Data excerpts
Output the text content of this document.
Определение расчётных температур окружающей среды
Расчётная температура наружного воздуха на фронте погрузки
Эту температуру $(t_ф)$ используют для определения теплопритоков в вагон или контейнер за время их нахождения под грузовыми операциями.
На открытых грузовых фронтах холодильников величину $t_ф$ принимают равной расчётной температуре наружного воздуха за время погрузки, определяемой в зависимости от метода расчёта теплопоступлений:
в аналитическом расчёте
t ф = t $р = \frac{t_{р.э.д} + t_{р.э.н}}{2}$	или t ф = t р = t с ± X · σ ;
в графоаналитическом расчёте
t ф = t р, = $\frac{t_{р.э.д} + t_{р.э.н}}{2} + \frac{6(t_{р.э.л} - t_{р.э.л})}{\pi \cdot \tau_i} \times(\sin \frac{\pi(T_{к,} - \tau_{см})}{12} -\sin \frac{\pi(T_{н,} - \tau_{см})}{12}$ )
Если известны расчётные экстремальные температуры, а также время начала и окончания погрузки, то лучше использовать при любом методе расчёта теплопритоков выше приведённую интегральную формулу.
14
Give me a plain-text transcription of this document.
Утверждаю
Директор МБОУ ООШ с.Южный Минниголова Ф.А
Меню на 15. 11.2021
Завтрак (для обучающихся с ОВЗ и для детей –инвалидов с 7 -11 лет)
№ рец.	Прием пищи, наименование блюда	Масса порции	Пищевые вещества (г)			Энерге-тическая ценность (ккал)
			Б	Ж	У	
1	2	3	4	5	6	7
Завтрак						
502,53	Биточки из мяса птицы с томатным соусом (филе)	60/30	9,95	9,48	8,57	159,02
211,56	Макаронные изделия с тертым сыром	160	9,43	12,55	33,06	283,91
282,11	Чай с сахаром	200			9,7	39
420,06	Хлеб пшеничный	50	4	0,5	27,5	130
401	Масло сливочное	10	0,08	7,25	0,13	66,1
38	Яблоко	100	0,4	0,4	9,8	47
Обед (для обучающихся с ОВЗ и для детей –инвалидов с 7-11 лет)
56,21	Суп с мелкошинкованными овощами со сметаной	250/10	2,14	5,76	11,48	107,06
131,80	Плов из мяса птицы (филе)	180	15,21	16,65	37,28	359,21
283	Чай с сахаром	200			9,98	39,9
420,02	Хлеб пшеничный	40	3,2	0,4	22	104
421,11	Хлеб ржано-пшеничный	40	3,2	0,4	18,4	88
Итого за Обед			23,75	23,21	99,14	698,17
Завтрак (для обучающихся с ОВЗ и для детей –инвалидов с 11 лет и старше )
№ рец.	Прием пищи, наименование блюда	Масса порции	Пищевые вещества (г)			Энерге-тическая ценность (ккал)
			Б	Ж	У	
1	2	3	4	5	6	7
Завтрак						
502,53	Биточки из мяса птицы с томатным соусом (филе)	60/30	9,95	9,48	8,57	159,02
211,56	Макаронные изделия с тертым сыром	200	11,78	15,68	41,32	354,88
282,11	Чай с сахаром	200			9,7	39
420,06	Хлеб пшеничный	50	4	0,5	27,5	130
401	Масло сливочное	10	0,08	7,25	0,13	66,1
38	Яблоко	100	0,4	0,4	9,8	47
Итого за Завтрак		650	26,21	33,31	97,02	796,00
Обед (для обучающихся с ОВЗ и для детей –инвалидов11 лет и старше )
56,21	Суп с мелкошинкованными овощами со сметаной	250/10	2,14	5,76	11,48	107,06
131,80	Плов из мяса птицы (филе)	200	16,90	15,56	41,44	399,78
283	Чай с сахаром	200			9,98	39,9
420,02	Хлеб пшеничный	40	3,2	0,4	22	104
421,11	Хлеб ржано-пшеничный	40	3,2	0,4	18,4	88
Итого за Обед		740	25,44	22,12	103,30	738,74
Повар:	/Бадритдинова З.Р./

# [Problem description]
How many lines in the entries contain the string "Плов"? Answer with the number only.

# [Solution to this task]
2